::: Dataset entries

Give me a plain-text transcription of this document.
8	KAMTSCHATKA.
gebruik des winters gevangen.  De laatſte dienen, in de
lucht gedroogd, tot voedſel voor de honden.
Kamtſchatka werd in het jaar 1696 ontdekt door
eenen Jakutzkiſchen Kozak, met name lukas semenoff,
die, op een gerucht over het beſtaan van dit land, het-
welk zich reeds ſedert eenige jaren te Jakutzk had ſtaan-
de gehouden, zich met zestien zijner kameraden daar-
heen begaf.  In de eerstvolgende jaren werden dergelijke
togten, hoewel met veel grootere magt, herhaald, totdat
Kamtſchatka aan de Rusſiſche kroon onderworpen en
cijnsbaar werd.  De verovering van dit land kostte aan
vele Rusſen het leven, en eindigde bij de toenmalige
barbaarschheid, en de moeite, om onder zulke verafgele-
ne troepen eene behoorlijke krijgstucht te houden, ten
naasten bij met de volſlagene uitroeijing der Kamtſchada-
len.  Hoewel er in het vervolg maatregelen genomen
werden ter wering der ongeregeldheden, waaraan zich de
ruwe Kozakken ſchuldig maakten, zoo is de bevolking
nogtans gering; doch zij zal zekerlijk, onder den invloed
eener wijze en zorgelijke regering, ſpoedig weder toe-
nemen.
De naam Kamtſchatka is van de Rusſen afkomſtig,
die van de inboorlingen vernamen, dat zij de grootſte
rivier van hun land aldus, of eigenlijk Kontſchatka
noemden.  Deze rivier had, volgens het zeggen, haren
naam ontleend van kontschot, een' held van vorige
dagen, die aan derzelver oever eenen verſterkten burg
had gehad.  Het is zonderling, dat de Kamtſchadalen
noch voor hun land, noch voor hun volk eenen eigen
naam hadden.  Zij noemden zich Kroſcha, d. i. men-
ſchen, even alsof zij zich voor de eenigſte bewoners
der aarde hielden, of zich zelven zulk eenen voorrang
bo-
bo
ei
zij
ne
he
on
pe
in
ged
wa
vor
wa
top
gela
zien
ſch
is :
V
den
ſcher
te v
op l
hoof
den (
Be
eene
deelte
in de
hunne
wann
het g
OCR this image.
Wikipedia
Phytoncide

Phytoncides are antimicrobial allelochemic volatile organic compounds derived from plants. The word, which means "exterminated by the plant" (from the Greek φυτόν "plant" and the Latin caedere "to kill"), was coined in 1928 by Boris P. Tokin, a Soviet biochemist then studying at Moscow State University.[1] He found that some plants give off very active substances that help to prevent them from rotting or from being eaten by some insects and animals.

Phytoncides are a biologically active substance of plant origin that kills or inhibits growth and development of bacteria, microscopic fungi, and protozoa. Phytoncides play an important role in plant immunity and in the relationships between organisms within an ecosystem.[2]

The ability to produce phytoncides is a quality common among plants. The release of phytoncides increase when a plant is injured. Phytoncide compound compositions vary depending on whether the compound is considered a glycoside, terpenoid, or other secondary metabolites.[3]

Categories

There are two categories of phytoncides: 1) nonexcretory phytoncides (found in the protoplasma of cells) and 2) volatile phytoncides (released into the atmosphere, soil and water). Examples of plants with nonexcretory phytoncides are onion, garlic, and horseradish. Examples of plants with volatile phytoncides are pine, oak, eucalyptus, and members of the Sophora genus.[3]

::::::

[Exercise objective] The material should be transcribed exactly, every line included.

[Problem solution]
Give me a plain-text transcription of this document.
8	KAMTSCHATKA.
gebruik des winters gevangen.  De laatſte dienen, in de
lucht gedroogd, tot voedſel voor de honden.
Kamtſchatka werd in het jaar 1696 ontdekt door
eenen Jakutzkiſchen Kozak, met name lukas semenoff,
die, op een gerucht over het beſtaan van dit land, het-
welk zich reeds ſedert eenige jaren te Jakutzk had ſtaan-
de gehouden, zich met zestien zijner kameraden daar-
heen begaf.  In de eerstvolgende jaren werden dergelijke
togten, hoewel met veel grootere magt, herhaald, totdat
Kamtſchatka aan de Rusſiſche kroon onderworpen en
cijnsbaar werd.  De verovering van dit land kostte aan
vele Rusſen het leven, en eindigde bij de toenmalige
barbaarschheid, en de moeite, om onder zulke verafgele-
ne troepen eene behoorlijke krijgstucht te houden, ten
naasten bij met de volſlagene uitroeijing der Kamtſchada-
len.  Hoewel er in het vervolg maatregelen genomen
werden ter wering der ongeregeldheden, waaraan zich de
ruwe Kozakken ſchuldig maakten, zoo is de bevolking
nogtans gering; doch zij zal zekerlijk, onder den invloed
eener wijze en zorgelijke regering, ſpoedig weder toe-
nemen.
De naam Kamtſchatka is van de Rusſen afkomſtig,
die van de inboorlingen vernamen, dat zij de grootſte
rivier van hun land aldus, of eigenlijk Kontſchatka
noemden.  Deze rivier had, volgens het zeggen, haren
naam ontleend van kontschot, een' held van vorige
dagen, die aan derzelver oever eenen verſterkten burg
had gehad.  Het is zonderling, dat de Kamtſchadalen
noch voor hun land, noch voor hun volk eenen eigen
naam hadden.  Zij noemden zich Kroſcha, d. i. men-
ſchen, even alsof zij zich voor de eenigſte bewoners
der aarde hielden, of zich zelven zulk eenen voorrang
bo-
bo
ei
zij
ne
he
on
pe
in
ged
wa
vor
wa
top
gela
zien
ſch
is :
V
den
ſcher
te v
op l
hoof
den (
Be
eene
deelte
in de
hunne
wann
het g
OCR this image.
Wikipedia
Phytoncide

Phytoncides are antimicrobial allelochemic volatile organic compounds derived from plants. The word, which means "exterminated by the plant" (from the Greek φυτόν "plant" and the Latin caedere "to kill"), was coined in 1928 by Boris P. Tokin, a Soviet biochemist then studying at Moscow State University.[1] He found that some plants give off very active substances that help to prevent them from rotting or from being eaten by some insects and animals.

Phytoncides are a biologically active substance of plant origin that kills or inhibits growth and development of bacteria, microscopic fungi, and protozoa. Phytoncides play an important role in plant immunity and in the relationships between organisms within an ecosystem.[2]

The ability to produce phytoncides is a quality common among plants. The release of phytoncides increase when a plant is injured. Phytoncide compound compositions vary depending on whether the compound is considered a glycoside, terpenoid, or other secondary metabolites.[3]

Categories

There are two categories of phytoncides: 1) nonexcretory phytoncides (found in the protoplasma of cells) and 2) volatile phytoncides (released into the atmosphere, soil and water). Examples of plants with nonexcretory phytoncides are onion, garlic, and horseradish. Examples of plants with volatile phytoncides are pine, oak, eucalyptus, and members of the Sophora genus.[3]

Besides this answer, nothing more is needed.